■ Soal Tugas 1:
Salin baris-baris catatan ini tanpa perubahan, dimulai dari baris pertama catatan dan terus sampai baris yang memuat "391, 657, 416]", termasuk kedua baris ujungnya.

= = = =

Adanya kenaikan harga beras itu, Sulastri mengeluh sekarang penjualannya beras di tempat penggilingan padinya mengalami penurunan dibandingkan harga masih normal. Penurunan tersebut disebabkan daya beli masyarakat mengalami penurunan. “Ada, pengaruhnya (harga beras naik). Pembeli berkurang malah agak sepi karena harga terlalu tinggi jadi orang beli dikit dikit. Biasanya beli 25 kilogram, sekarang ini dikurangi jumlahnya, sebut dia. Dari Lampung, Yohanes Susanto dengan wajah sedih sedang membabat batang padi di sawah garapannya. Hampir seluruh tanaman padinya kering dengan tanah retak retak.
Di Desa Marga Agung ini, kata Susanto, hampir semua petani yang menggunakan metode tadah hujan mengalami gagal panen. "Memang nggak bisa panen. Waktunya kena panen, menguning, ini malah dari mulai bunting padinya, nggak kena air, ya terpaksa kita arit. Kita bawa pulang untuk pakan hewan sendiri," kata Susanto saat ditemui wartawan Robertus Bejo yang melaporkan untuk BBC News Indonesia. Penyebab gagal panen kali ini, kata Susanto, lantaran prediksi yang meleset mengenai periode musim kemarau. "Tahun sebelumnya itu hanya satu bulan [kemarau], paling lama. Ini tiga bulan lebih belum turun hujan juga," katanya.

= = = =

■ Soal Tugas 2:
Ulangi persis bagian teks tentang harga beras, dimulai dari "Adanya kenaikan harga" dan terus sampai "tanah retak retak.".

Data elemen dan wilayah:
= = = =

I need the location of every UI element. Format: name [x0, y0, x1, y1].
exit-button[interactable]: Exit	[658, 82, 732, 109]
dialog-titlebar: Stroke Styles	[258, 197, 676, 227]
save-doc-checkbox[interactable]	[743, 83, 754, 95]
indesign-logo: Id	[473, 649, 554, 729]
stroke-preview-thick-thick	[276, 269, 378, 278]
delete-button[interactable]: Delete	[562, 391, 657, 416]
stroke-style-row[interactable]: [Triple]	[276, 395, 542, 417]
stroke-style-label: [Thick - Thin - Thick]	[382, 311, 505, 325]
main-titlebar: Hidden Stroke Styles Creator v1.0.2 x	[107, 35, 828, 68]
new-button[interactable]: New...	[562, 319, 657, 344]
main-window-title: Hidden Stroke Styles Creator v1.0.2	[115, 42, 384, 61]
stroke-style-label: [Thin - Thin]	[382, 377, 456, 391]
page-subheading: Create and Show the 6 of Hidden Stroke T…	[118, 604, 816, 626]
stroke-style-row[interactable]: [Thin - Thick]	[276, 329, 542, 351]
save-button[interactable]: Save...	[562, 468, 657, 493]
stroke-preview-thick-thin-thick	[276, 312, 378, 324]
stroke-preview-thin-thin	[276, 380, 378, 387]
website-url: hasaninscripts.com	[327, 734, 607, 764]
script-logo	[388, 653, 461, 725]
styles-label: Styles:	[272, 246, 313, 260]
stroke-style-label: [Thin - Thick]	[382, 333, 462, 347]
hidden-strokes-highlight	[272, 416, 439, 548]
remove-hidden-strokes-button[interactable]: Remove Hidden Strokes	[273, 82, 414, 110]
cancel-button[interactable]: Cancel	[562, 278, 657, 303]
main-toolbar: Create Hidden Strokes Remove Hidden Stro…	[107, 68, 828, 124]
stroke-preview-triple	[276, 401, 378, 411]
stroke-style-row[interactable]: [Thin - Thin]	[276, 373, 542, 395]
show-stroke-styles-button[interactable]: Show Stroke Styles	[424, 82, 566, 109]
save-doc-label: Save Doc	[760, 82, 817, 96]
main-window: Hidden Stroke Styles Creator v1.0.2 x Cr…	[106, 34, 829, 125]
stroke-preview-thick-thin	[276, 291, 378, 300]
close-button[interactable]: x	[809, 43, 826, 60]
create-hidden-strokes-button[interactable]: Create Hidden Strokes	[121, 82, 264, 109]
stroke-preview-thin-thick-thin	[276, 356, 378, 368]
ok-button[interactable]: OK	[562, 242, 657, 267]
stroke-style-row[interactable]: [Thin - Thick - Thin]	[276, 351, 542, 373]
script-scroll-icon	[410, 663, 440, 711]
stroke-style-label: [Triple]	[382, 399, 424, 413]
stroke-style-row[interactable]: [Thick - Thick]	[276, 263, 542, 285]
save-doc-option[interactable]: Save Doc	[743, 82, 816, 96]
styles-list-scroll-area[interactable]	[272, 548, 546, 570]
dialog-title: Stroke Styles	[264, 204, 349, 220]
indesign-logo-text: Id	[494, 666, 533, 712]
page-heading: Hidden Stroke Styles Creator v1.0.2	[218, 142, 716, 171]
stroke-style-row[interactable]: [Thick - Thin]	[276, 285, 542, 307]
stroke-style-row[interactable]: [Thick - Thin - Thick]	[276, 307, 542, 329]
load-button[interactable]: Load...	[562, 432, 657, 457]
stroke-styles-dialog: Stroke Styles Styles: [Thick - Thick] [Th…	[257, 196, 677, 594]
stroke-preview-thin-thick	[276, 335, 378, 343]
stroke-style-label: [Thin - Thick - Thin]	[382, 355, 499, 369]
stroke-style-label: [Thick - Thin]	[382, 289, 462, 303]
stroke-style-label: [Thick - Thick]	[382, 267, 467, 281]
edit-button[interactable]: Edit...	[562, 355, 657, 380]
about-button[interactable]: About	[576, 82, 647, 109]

= = = =

■ Hasil Tugas 1:
I need the location of every UI element. Format: name [x0, y0, x1, y1].
exit-button[interactable]: Exit	[658, 82, 732, 109]
dialog-titlebar: Stroke Styles	[258, 197, 676, 227]
save-doc-checkbox[interactable]	[743, 83, 754, 95]
indesign-logo: Id	[473, 649, 554, 729]
stroke-preview-thick-thick	[276, 269, 378, 278]
delete-button[interactable]: Delete	[562, 391, 657, 416]

■ Hasil Tugas 2:
Adanya kenaikan harga beras itu, Sulastri mengeluh sekarang penjualannya beras di tempat penggilingan padinya mengalami penurunan dibandingkan harga masih normal. Penurunan tersebut disebabkan daya beli masyarakat mengalami penurunan. “Ada, pengaruhnya (harga beras naik). Pembeli berkurang malah agak sepi karena harga terlalu tinggi jadi orang beli dikit dikit. Biasanya beli 25 kilogram, sekarang ini dikurangi jumlahnya, sebut dia. Dari Lampung, Yohanes Susanto dengan wajah sedih sedang membabat batang padi di sawah garapannya. Hampir seluruh tanaman padinya kering dengan tanah retak retak.